* TASK DIRECTIONS
Output all of the lines below exactly, and leave out each image.

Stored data

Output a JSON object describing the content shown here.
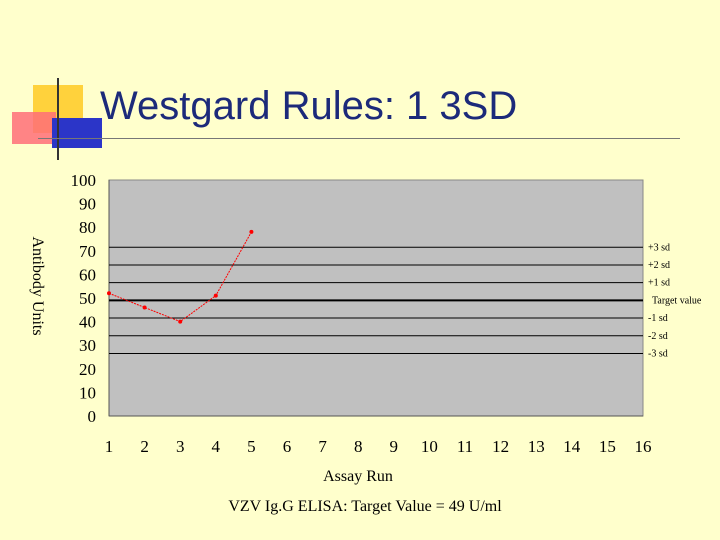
{
  "slide": {
    "title": "Westgard Rules: 1 3SD",
    "caption": "VZV Ig.G ELISA: Target Value = 49 U/ml"
  },
  "colors": {
    "background": "#ffffcc",
    "title": "#1c2a7a",
    "plot_area": "#c0c0c0",
    "series": "#ff0000",
    "deco_yellow": "#ffd23c",
    "deco_red": "#ff6e78",
    "deco_blue": "#2b35c8"
  },
  "chart_data": {
    "type": "line",
    "title": "",
    "xlabel": "Assay Run",
    "ylabel": "Antibody Units",
    "x": [
      1,
      2,
      3,
      4,
      5
    ],
    "categories": [
      "1",
      "2",
      "3",
      "4",
      "5",
      "6",
      "7",
      "8",
      "9",
      "10",
      "11",
      "12",
      "13",
      "14",
      "15",
      "16"
    ],
    "xlim": [
      1,
      16
    ],
    "ylim": [
      0,
      100
    ],
    "y_ticks": [
      0,
      10,
      20,
      30,
      40,
      50,
      60,
      70,
      80,
      90,
      100
    ],
    "series": [
      {
        "name": "",
        "values": [
          52,
          46,
          40,
          51,
          78
        ]
      }
    ],
    "reference_lines": [
      {
        "label": "+3 sd",
        "value": 71.5
      },
      {
        "label": "+2 sd",
        "value": 64
      },
      {
        "label": "+1 sd",
        "value": 56.5
      },
      {
        "label": "Target value",
        "value": 49
      },
      {
        "label": "-1 sd",
        "value": 41.5
      },
      {
        "label": "-2 sd",
        "value": 34
      },
      {
        "label": "-3 sd",
        "value": 26.5
      }
    ],
    "grid": false,
    "legend": "right"
  }
}
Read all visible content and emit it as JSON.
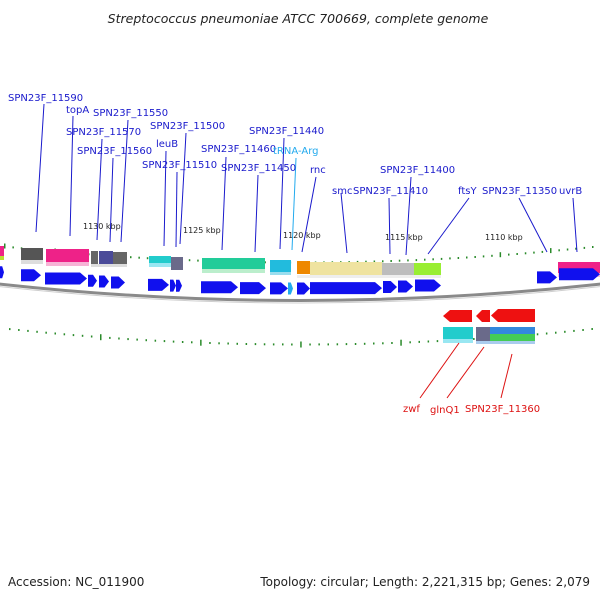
{
  "title": "Streptococcus pneumoniae ATCC 700669, complete genome",
  "accession": "Accession: NC_011900",
  "summary": "Topology: circular; Length: 2,221,315 bp; Genes: 2,079",
  "colors": {
    "forward_label": "#1a1acc",
    "reverse_label": "#dd1111",
    "trna_label": "#22aaee",
    "forward_cds": "#1010ee",
    "reverse_cds": "#ee1111",
    "tick": "#2a8a2a",
    "backbone": "#888888"
  },
  "scale_labels": [
    "1130 kbp",
    "1125 kbp",
    "1120 kbp",
    "1115 kbp",
    "1110 kbp"
  ],
  "forward_labels": [
    "SPN23F_11590",
    "topA",
    "SPN23F_11550",
    "SPN23F_11570",
    "SPN23F_11560",
    "SPN23F_11500",
    "leuB",
    "SPN23F_11510",
    "SPN23F_11440",
    "SPN23F_11460",
    "tRNA-Arg",
    "SPN23F_11450",
    "rnc",
    "smc",
    "SPN23F_11410",
    "SPN23F_11400",
    "ftsY",
    "SPN23F_11350",
    "uvrB"
  ],
  "reverse_labels": [
    "zwf",
    "glnQ1",
    "SPN23F_11360"
  ]
}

* WRITTEN SOLUTION
Output a JSON object describing the content shown here.
{
  "slide": {
    "title": "Westgard Rules: 1 3SD",
    "caption": "VZV Ig.G ELISA: Target Value = 49 U/ml"
  },
  "colors": {
    "background": "#ffffcc",
    "title": "#1c2a7a",
    "plot_area": "#c0c0c0",
    "series": "#ff0000",
    "deco_yellow": "#ffd23c",
    "deco_red": "#ff6e78",
    "deco_blue": "#2b35c8"
  },
  "chart_data": {
    "type": "line",
    "title": "",
    "xlabel": "Assay Run",
    "ylabel": "Antibody Units",
    "x": [
      1,
      2,
      3,
      4,
      5
    ],
    "categories": [
      "1",
      "2",
      "3",
      "4",
      "5",
      "6",
      "7",
      "8",
      "9",
      "10",
      "11",
      "12",
      "13",
      "14",
      "15",
      "16"
    ],
    "xlim": [
      1,
      16
    ],
    "ylim": [
      0,
      100
    ],
    "y_ticks": [
      0,
      10,
      20,
      30,
      40,
      50,
      60,
      70,
      80,
      90,
      100
    ],
    "series": [
      {
        "name": "",
        "values": [
          52,
          46,
          40,
          51,
          78
        ]
      }
    ],
    "reference_lines": [
      {
        "label": "+3 sd",
        "value": 71.5
      },
      {
        "label": "+2 sd",
        "value": 64
      },
      {
        "label": "+1 sd",
        "value": 56.5
      },
      {
        "label": "Target value",
        "value": 49
      },
      {
        "label": "-1 sd",
        "value": 41.5
      },
      {
        "label": "-2 sd",
        "value": 34
      },
      {
        "label": "-3 sd",
        "value": 26.5
      }
    ],
    "grid": false,
    "legend": "right"
  }
}
Read all visible content and emit it as JSON.
{
  "title": "Streptococcus pneumoniae ATCC 700669, complete genome",
  "accession": "Accession: NC_011900",
  "summary": "Topology: circular; Length: 2,221,315 bp; Genes: 2,079",
  "colors": {
    "forward_label": "#1a1acc",
    "reverse_label": "#dd1111",
    "trna_label": "#22aaee",
    "forward_cds": "#1010ee",
    "reverse_cds": "#ee1111",
    "tick": "#2a8a2a",
    "backbone": "#888888"
  },
  "scale_labels": [
    "1130 kbp",
    "1125 kbp",
    "1120 kbp",
    "1115 kbp",
    "1110 kbp"
  ],
  "forward_labels": [
    "SPN23F_11590",
    "topA",
    "SPN23F_11550",
    "SPN23F_11570",
    "SPN23F_11560",
    "SPN23F_11500",
    "leuB",
    "SPN23F_11510",
    "SPN23F_11440",
    "SPN23F_11460",
    "tRNA-Arg",
    "SPN23F_11450",
    "rnc",
    "smc",
    "SPN23F_11410",
    "SPN23F_11400",
    "ftsY",
    "SPN23F_11350",
    "uvrB"
  ],
  "reverse_labels": [
    "zwf",
    "glnQ1",
    "SPN23F_11360"
  ]
}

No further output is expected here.